* Task objective
Repeat the listing that follows, character for character, minus the pictures.

* Available records
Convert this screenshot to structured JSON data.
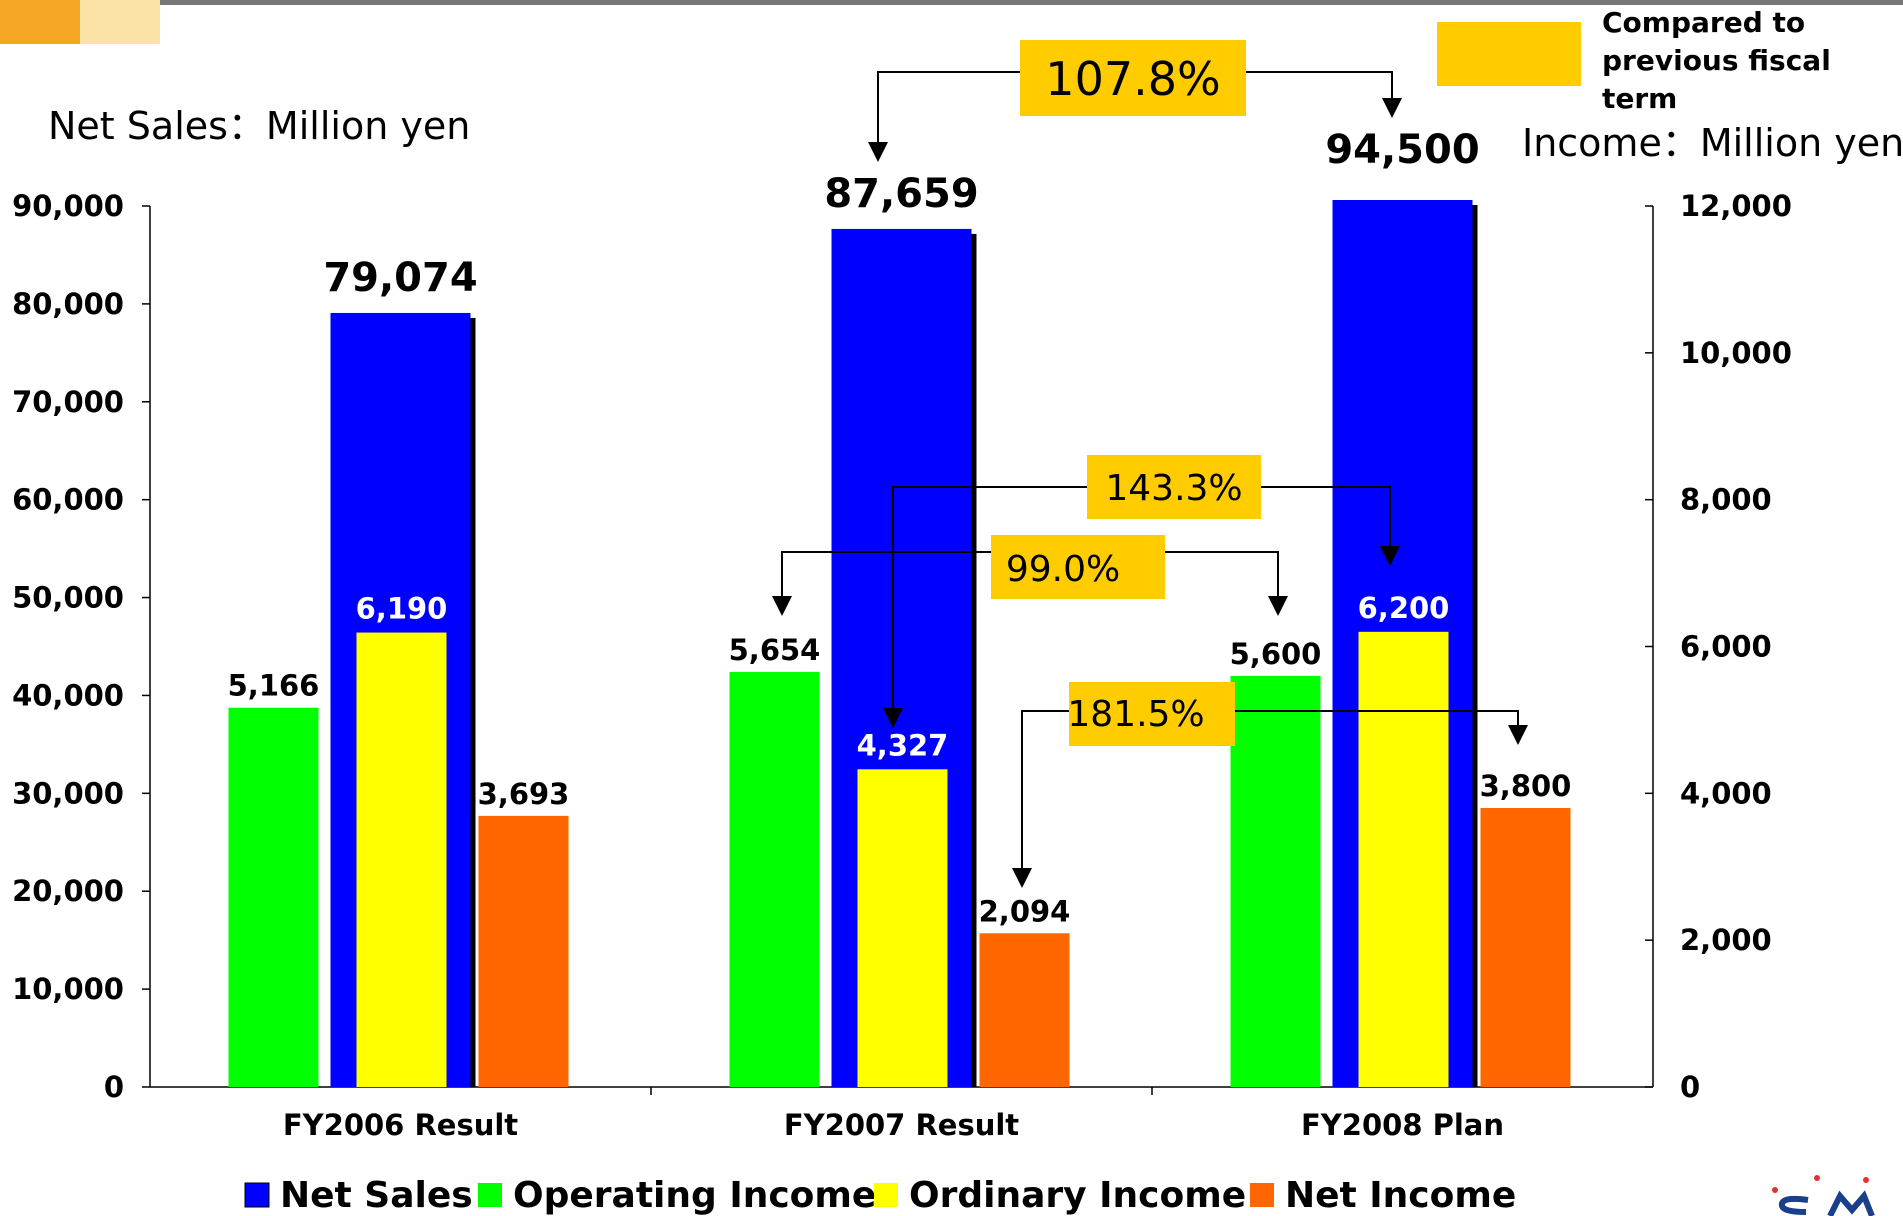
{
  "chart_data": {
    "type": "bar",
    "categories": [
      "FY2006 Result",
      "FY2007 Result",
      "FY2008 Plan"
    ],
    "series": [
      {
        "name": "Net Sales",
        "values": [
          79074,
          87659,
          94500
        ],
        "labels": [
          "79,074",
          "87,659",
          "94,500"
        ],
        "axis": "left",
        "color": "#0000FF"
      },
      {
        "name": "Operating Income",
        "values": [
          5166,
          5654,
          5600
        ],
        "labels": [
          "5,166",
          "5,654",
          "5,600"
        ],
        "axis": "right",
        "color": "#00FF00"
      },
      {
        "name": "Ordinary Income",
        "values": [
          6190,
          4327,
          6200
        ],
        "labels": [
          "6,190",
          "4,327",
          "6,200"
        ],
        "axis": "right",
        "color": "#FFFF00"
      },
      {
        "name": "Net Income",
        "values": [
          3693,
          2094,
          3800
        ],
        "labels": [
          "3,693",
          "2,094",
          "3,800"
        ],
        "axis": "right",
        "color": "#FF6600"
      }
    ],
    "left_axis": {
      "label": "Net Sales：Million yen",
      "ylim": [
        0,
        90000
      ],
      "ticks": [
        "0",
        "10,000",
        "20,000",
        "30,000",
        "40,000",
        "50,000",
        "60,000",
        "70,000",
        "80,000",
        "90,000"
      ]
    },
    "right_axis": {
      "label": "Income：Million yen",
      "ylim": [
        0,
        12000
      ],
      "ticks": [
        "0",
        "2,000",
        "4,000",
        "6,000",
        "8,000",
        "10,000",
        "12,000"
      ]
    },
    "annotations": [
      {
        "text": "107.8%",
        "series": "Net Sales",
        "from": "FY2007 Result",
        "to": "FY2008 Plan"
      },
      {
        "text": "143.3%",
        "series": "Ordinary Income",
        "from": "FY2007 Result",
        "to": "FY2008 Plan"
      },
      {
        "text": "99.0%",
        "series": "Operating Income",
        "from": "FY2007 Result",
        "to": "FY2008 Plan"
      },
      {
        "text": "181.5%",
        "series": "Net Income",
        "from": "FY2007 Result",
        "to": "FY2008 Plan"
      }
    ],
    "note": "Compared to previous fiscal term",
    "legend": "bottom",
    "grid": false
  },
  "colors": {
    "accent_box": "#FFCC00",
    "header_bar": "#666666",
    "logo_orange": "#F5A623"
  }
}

* Answer for the task
Convert this screenshot to structured JSON data.
{
  "chart_data": {
    "type": "bar",
    "categories": [
      "FY2006 Result",
      "FY2007 Result",
      "FY2008 Plan"
    ],
    "series": [
      {
        "name": "Net Sales",
        "values": [
          79074,
          87659,
          94500
        ],
        "labels": [
          "79,074",
          "87,659",
          "94,500"
        ],
        "axis": "left",
        "color": "#0000FF"
      },
      {
        "name": "Operating Income",
        "values": [
          5166,
          5654,
          5600
        ],
        "labels": [
          "5,166",
          "5,654",
          "5,600"
        ],
        "axis": "right",
        "color": "#00FF00"
      },
      {
        "name": "Ordinary Income",
        "values": [
          6190,
          4327,
          6200
        ],
        "labels": [
          "6,190",
          "4,327",
          "6,200"
        ],
        "axis": "right",
        "color": "#FFFF00"
      },
      {
        "name": "Net Income",
        "values": [
          3693,
          2094,
          3800
        ],
        "labels": [
          "3,693",
          "2,094",
          "3,800"
        ],
        "axis": "right",
        "color": "#FF6600"
      }
    ],
    "left_axis": {
      "label": "Net Sales：Million yen",
      "ylim": [
        0,
        90000
      ],
      "ticks": [
        "0",
        "10,000",
        "20,000",
        "30,000",
        "40,000",
        "50,000",
        "60,000",
        "70,000",
        "80,000",
        "90,000"
      ]
    },
    "right_axis": {
      "label": "Income：Million yen",
      "ylim": [
        0,
        12000
      ],
      "ticks": [
        "0",
        "2,000",
        "4,000",
        "6,000",
        "8,000",
        "10,000",
        "12,000"
      ]
    },
    "annotations": [
      {
        "text": "107.8%",
        "series": "Net Sales",
        "from": "FY2007 Result",
        "to": "FY2008 Plan"
      },
      {
        "text": "143.3%",
        "series": "Ordinary Income",
        "from": "FY2007 Result",
        "to": "FY2008 Plan"
      },
      {
        "text": "99.0%",
        "series": "Operating Income",
        "from": "FY2007 Result",
        "to": "FY2008 Plan"
      },
      {
        "text": "181.5%",
        "series": "Net Income",
        "from": "FY2007 Result",
        "to": "FY2008 Plan"
      }
    ],
    "note": "Compared to previous fiscal term",
    "legend": "bottom",
    "grid": false
  },
  "colors": {
    "accent_box": "#FFCC00",
    "header_bar": "#666666",
    "logo_orange": "#F5A623"
  }
}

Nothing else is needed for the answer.